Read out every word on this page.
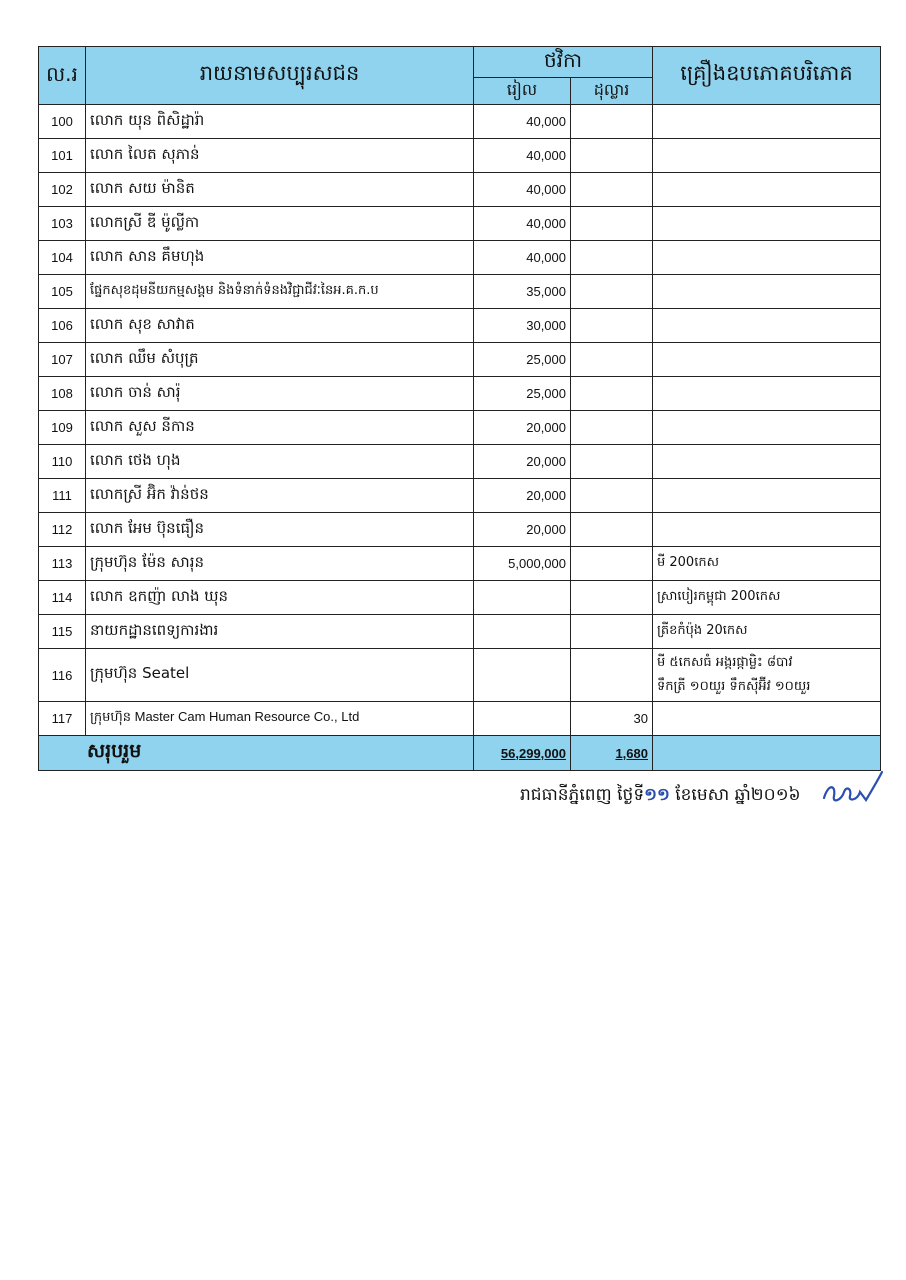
ល.រ	រាយនាមសប្បុរសជន	ថវិកា		គ្រឿងឧបភោគបរិភោគ
		រៀល	ដុល្លារ	
100	លោក យុន ពិសិដ្ឋារ៉ា	40,000		
101	លោក លៃត សុភាន់	40,000		
102	លោក សយ ម៉ានិត	40,000		
103	លោកស្រី ឌី ម៉ូលី្លកា	40,000		
104	លោក សាន គឹមហុង	40,000		
105	ផ្នែកសុខដុមនីយកម្មសង្គម និងទំនាក់ទំនងវិជ្ជាជីវៈនៃអ.គ.ក.ប	35,000		
106	លោក សុខ សាវាត	30,000		
107	លោក ឈឹម សំបុត្រ	25,000		
108	លោក ចាន់ សារ៉ុ	25,000		
109	លោក សួស នីកាន	20,000		
110	លោក ថេង ហុង	20,000		
111	លោកស្រី អ៊ិក វ៉ាន់ថន	20,000		
112	លោក អែម ប៊ុនធឿន	20,000		
113	ក្រុមហ៊ុន ម៉ែន សារុន	5,000,000		មី 200កេស
114	លោក ឧកញ៉ា លាង ឃុន			ស្រាបៀរកម្ពុជា 200កេស
115	នាយកដ្ឋានពេទ្យការងារ			ត្រីខកំប៉ុង 20កេស
116	ក្រុមហ៊ុន Seatel			មី ៥កេសធំ អង្ករផ្កាម្លិះ ៨បាវ
ទឹកត្រី ១០យួរ ទឹកស៊ីអ៊ីវ ១០យួរ

117	ក្រុមហ៊ុន Master Cam Human Resource Co., Ltd		30	
សរុបរួម		56,299,000	1,680	
រាជធានីភ្នំពេញ ថ្ងៃទី១១ ខែមេសា ឆ្នាំ២០១៦
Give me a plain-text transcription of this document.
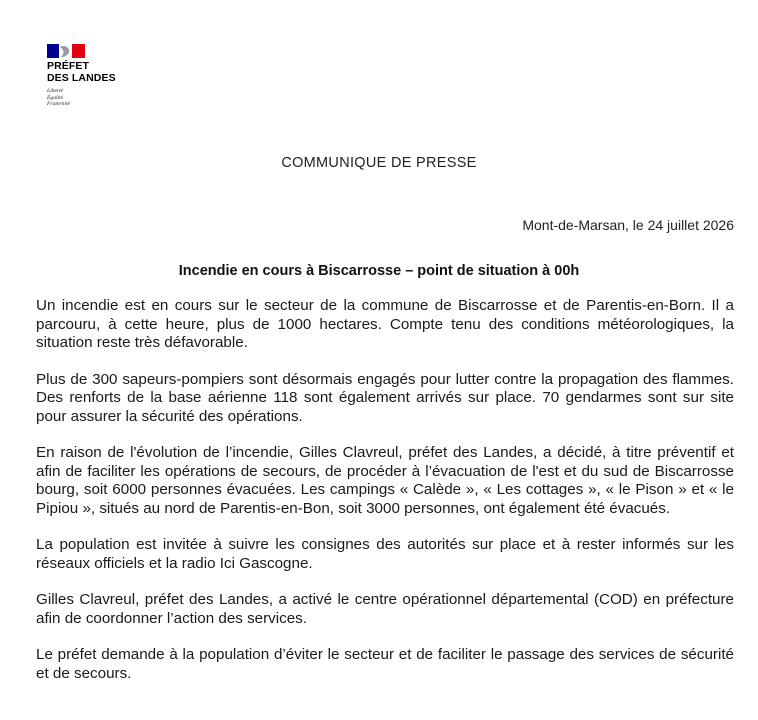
PRÉFET
DES LANDES
Liberté
Égalité
Fraternité
COMMUNIQUE DE PRESSE
Mont-de-Marsan, le 24 juillet 2026
Incendie en cours à Biscarrosse – point de situation à 00h

Un incendie est en cours sur le secteur de la commune de Biscarrosse et de Parentis-en-Born. Il a parcouru, à cette heure, plus de 1000 hectares. Compte tenu des conditions météorologiques, la situation reste très défavorable.

Plus de 300 sapeurs-pompiers sont désormais engagés pour lutter contre la propagation des flammes. Des renforts de la base aérienne 118 sont également arrivés sur place. 70 gendarmes sont sur site pour assurer la sécurité des opérations.

En raison de l'évolution de l’incendie, Gilles Clavreul, préfet des Landes, a décidé, à titre préventif et afin de faciliter les opérations de secours, de procéder à l’évacuation de l'est et du sud de Biscarrosse bourg, soit 6000 personnes évacuées. Les campings « Calède », « Les cottages », « le Pison » et « le Pipiou », situés au nord de Parentis-en-Bon, soit 3000 personnes, ont également été évacués.

La population est invitée à suivre les consignes des autorités sur place et à rester informés sur les réseaux officiels et la radio Ici Gascogne.

Gilles Clavreul, préfet des Landes, a activé le centre opérationnel départemental (COD) en préfecture afin de coordonner l’action des services.

Le préfet demande à la population d’éviter le secteur et de faciliter le passage des services de sécurité et de secours.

# # #

* GOAL
Return the listing above in full and without alteration, excluding its pictures.

* RESULT
Read out every word on this page.
ល.រ	រាយនាមសប្បុរសជន	ថវិកា		គ្រឿងឧបភោគបរិភោគ
		រៀល	ដុល្លារ	
100	លោក យុន ពិសិដ្ឋារ៉ា	40,000		
101	លោក លៃត សុភាន់	40,000		
102	លោក សយ ម៉ានិត	40,000		
103	លោកស្រី ឌី ម៉ូលី្លកា	40,000		
104	លោក សាន គឹមហុង	40,000		
105	ផ្នែកសុខដុមនីយកម្មសង្គម និងទំនាក់ទំនងវិជ្ជាជីវៈនៃអ.គ.ក.ប	35,000		
106	លោក សុខ សាវាត	30,000		
107	លោក ឈឹម សំបុត្រ	25,000		
108	លោក ចាន់ សារ៉ុ	25,000		
109	លោក សួស នីកាន	20,000		
110	លោក ថេង ហុង	20,000		
111	លោកស្រី អ៊ិក វ៉ាន់ថន	20,000		
112	លោក អែម ប៊ុនធឿន	20,000		
113	ក្រុមហ៊ុន ម៉ែន សារុន	5,000,000		មី 200កេស
114	លោក ឧកញ៉ា លាង ឃុន			ស្រាបៀរកម្ពុជា 200កេស
115	នាយកដ្ឋានពេទ្យការងារ			ត្រីខកំប៉ុង 20កេស
116	ក្រុមហ៊ុន Seatel			មី ៥កេសធំ អង្ករផ្កាម្លិះ ៨បាវ
ទឹកត្រី ១០យួរ ទឹកស៊ីអ៊ីវ ១០យួរ

117	ក្រុមហ៊ុន Master Cam Human Resource Co., Ltd		30	
សរុបរួម		56,299,000	1,680	
រាជធានីភ្នំពេញ ថ្ងៃទី១១ ខែមេសា ឆ្នាំ២០១៦
Give me a plain-text transcription of this document.
PRÉFET
DES LANDES
Liberté
Égalité
Fraternité
COMMUNIQUE DE PRESSE
Mont-de-Marsan, le 24 juillet 2026
Incendie en cours à Biscarrosse – point de situation à 00h

Un incendie est en cours sur le secteur de la commune de Biscarrosse et de Parentis-en-Born. Il a parcouru, à cette heure, plus de 1000 hectares. Compte tenu des conditions météorologiques, la situation reste très défavorable.

Plus de 300 sapeurs-pompiers sont désormais engagés pour lutter contre la propagation des flammes. Des renforts de la base aérienne 118 sont également arrivés sur place. 70 gendarmes sont sur site pour assurer la sécurité des opérations.

En raison de l'évolution de l’incendie, Gilles Clavreul, préfet des Landes, a décidé, à titre préventif et afin de faciliter les opérations de secours, de procéder à l’évacuation de l'est et du sud de Biscarrosse bourg, soit 6000 personnes évacuées. Les campings « Calède », « Les cottages », « le Pison » et « le Pipiou », situés au nord de Parentis-en-Bon, soit 3000 personnes, ont également été évacués.

La population est invitée à suivre les consignes des autorités sur place et à rester informés sur les réseaux officiels et la radio Ici Gascogne.

Gilles Clavreul, préfet des Landes, a activé le centre opérationnel départemental (COD) en préfecture afin de coordonner l’action des services.

Le préfet demande à la population d’éviter le secteur et de faciliter le passage des services de sécurité et de secours.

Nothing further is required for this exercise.